# Data to use

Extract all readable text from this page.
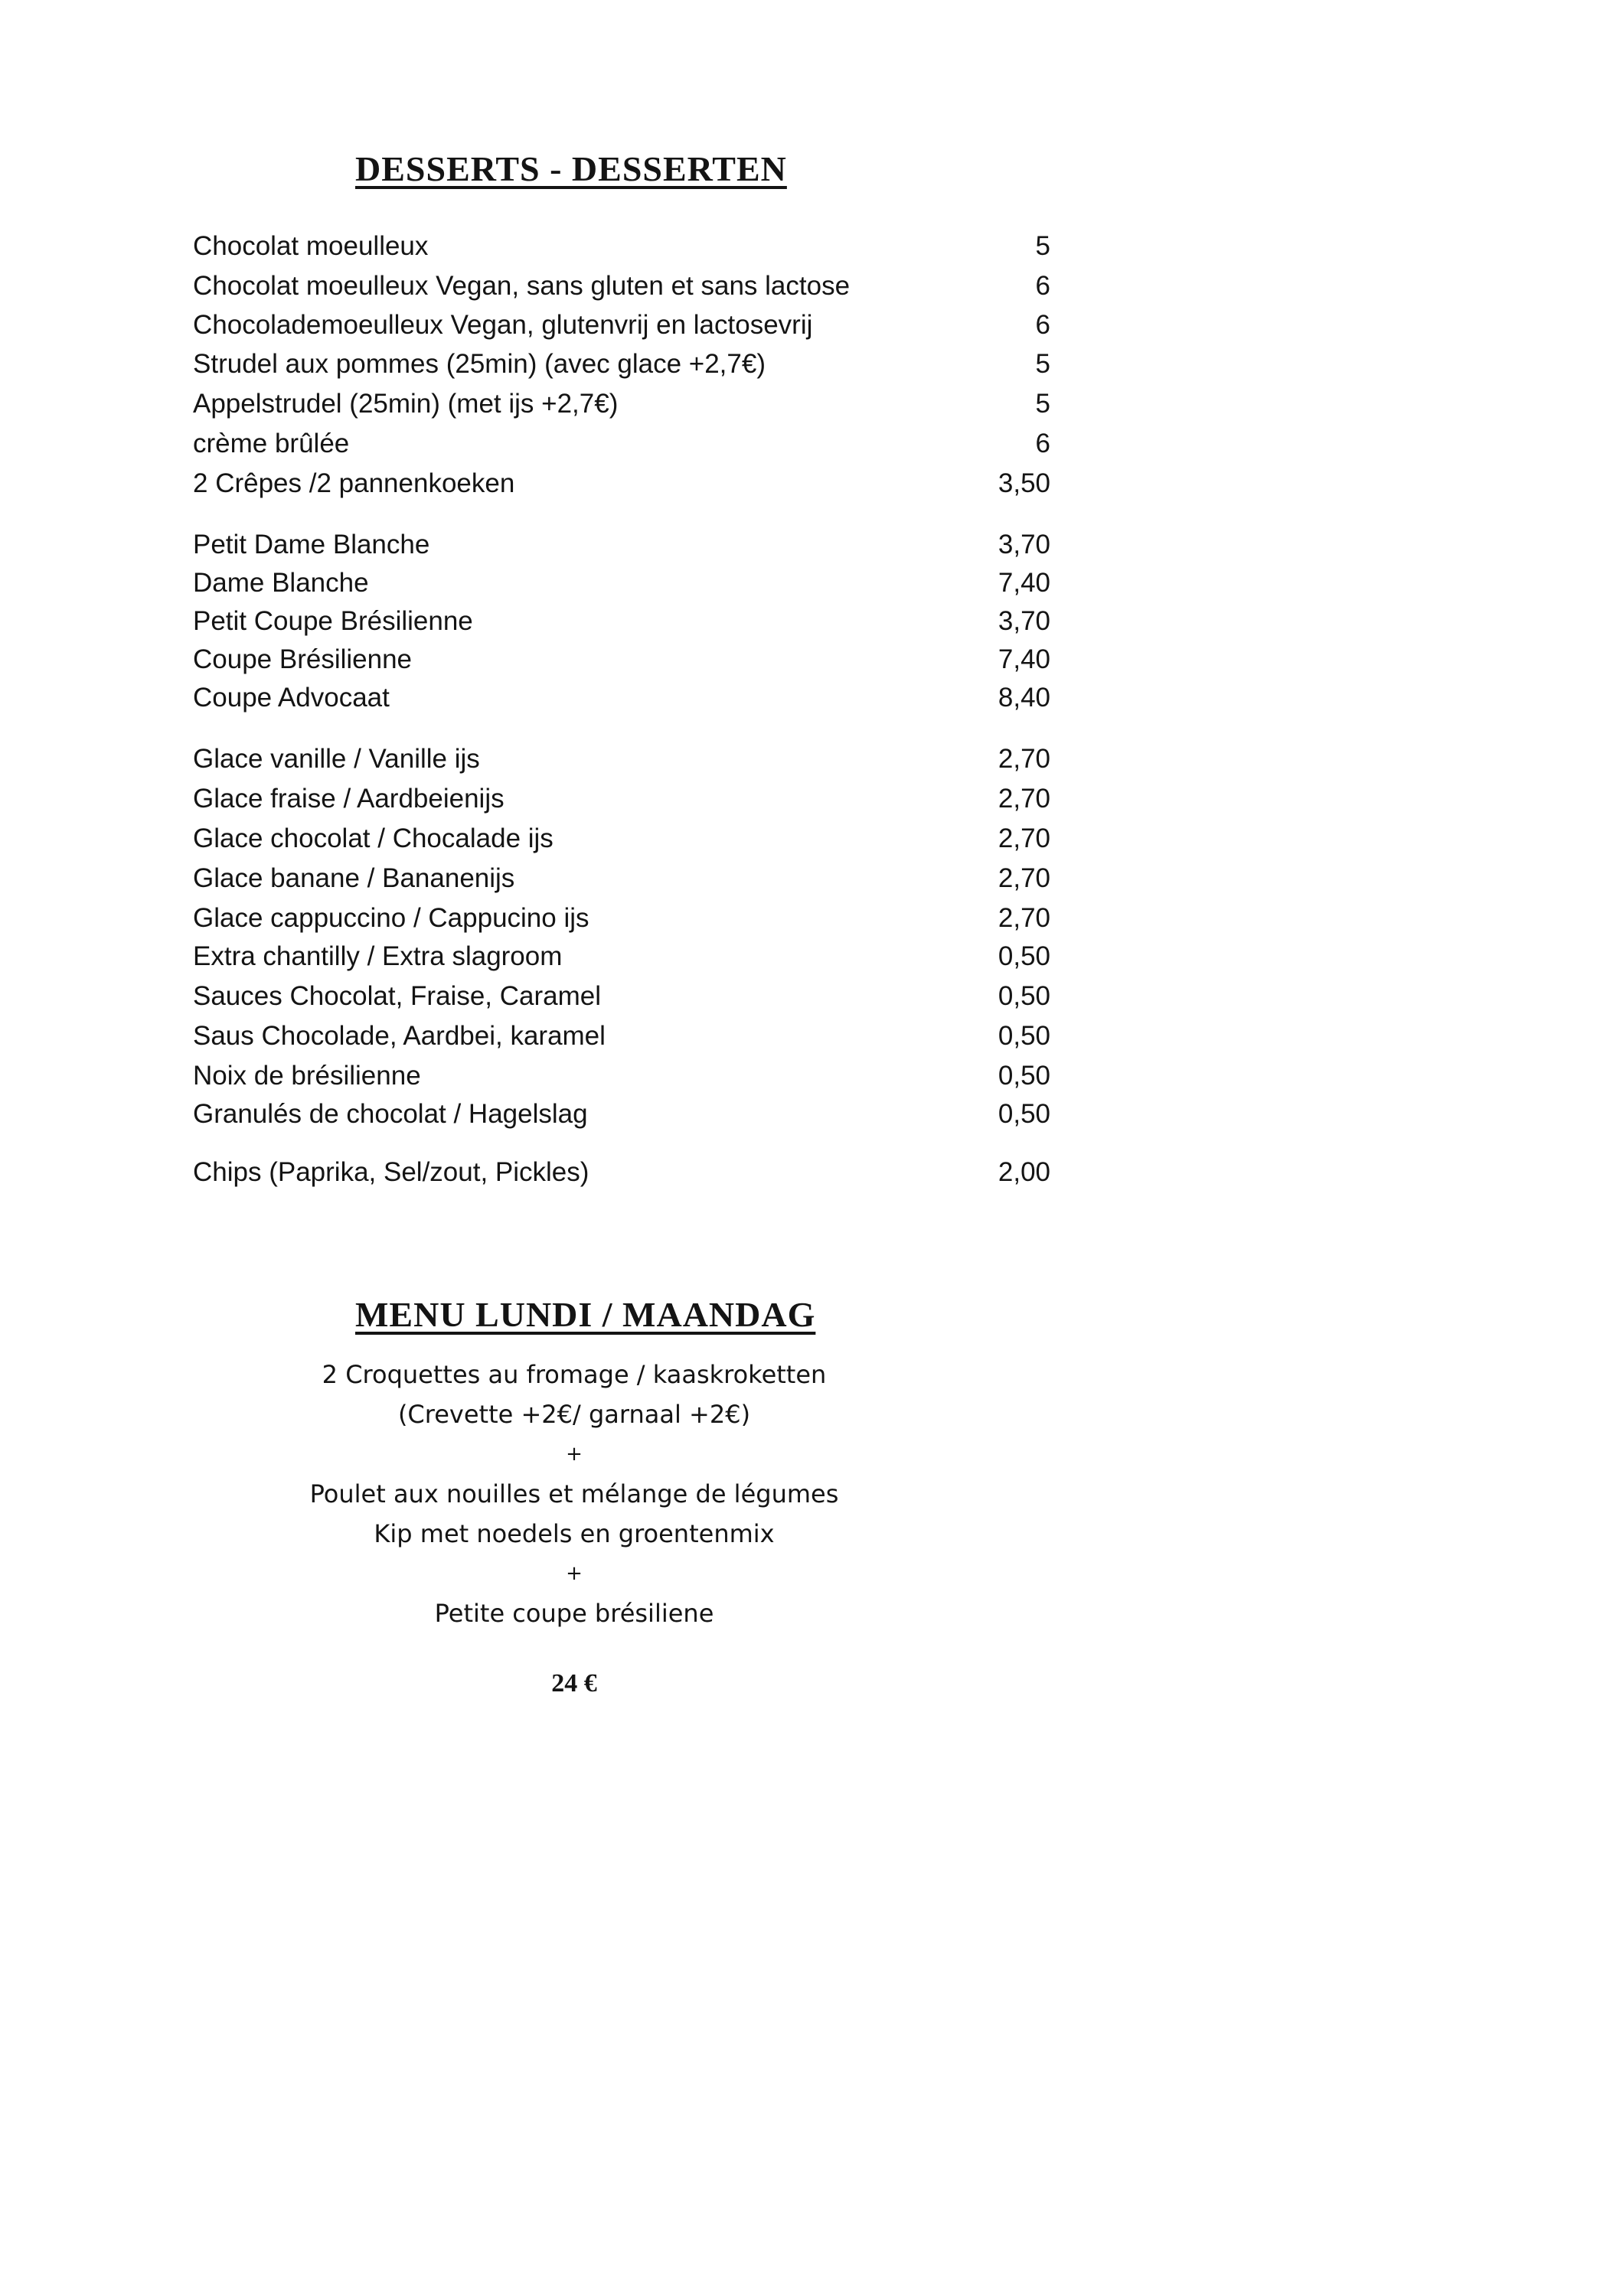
DESSERTS - DESSERTEN
Chocolat moeulleux	5
Chocolat moeulleux Vegan, sans gluten et sans lactose	6
Chocolademoeulleux Vegan, glutenvrij en lactosevrij	6
Strudel aux pommes (25min) (avec glace +2,7€)	5
Appelstrudel (25min) (met ijs +2,7€)	5
crème brûlée	6
2 Crêpes /2 pannenkoeken	3,50
Petit Dame Blanche	3,70
Dame Blanche	7,40
Petit Coupe Brésilienne	3,70
Coupe Brésilienne	7,40
Coupe Advocaat	8,40
Glace vanille / Vanille ijs	2,70
Glace fraise / Aardbeienijs	2,70
Glace chocolat / Chocalade ijs	2,70
Glace banane / Bananenijs	2,70
Glace cappuccino / Cappucino ijs	2,70
Extra chantilly / Extra slagroom	0,50
Sauces Chocolat, Fraise, Caramel	0,50
Saus Chocolade, Aardbei, karamel	0,50
Noix de brésilienne	0,50
Granulés de chocolat / Hagelslag	0,50
Chips (Paprika, Sel/zout, Pickles)	2,00
MENU LUNDI / MAANDAG
2 Croquettes au fromage / kaaskroketten
(Crevette +2€/ garnaal +2€)
+
Poulet aux nouilles et mélange de légumes
Kip met noedels en groentenmix
+
Petite coupe brésiliene
24 €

# Written problem
Reproduce the listing exactly. Leave its pictures out.

# Answer for the task
Extract all readable text from this page.
DESSERTS - DESSERTEN
Chocolat moeulleux	5
Chocolat moeulleux Vegan, sans gluten et sans lactose	6
Chocolademoeulleux Vegan, glutenvrij en lactosevrij	6
Strudel aux pommes (25min) (avec glace +2,7€)	5
Appelstrudel (25min) (met ijs +2,7€)	5
crème brûlée	6
2 Crêpes /2 pannenkoeken	3,50
Petit Dame Blanche	3,70
Dame Blanche	7,40
Petit Coupe Brésilienne	3,70
Coupe Brésilienne	7,40
Coupe Advocaat	8,40
Glace vanille / Vanille ijs	2,70
Glace fraise / Aardbeienijs	2,70
Glace chocolat / Chocalade ijs	2,70
Glace banane / Bananenijs	2,70
Glace cappuccino / Cappucino ijs	2,70
Extra chantilly / Extra slagroom	0,50
Sauces Chocolat, Fraise, Caramel	0,50
Saus Chocolade, Aardbei, karamel	0,50
Noix de brésilienne	0,50
Granulés de chocolat / Hagelslag	0,50
Chips (Paprika, Sel/zout, Pickles)	2,00
MENU LUNDI / MAANDAG
2 Croquettes au fromage / kaaskroketten
(Crevette +2€/ garnaal +2€)
+
Poulet aux nouilles et mélange de légumes
Kip met noedels en groentenmix
+
Petite coupe brésiliene
24 €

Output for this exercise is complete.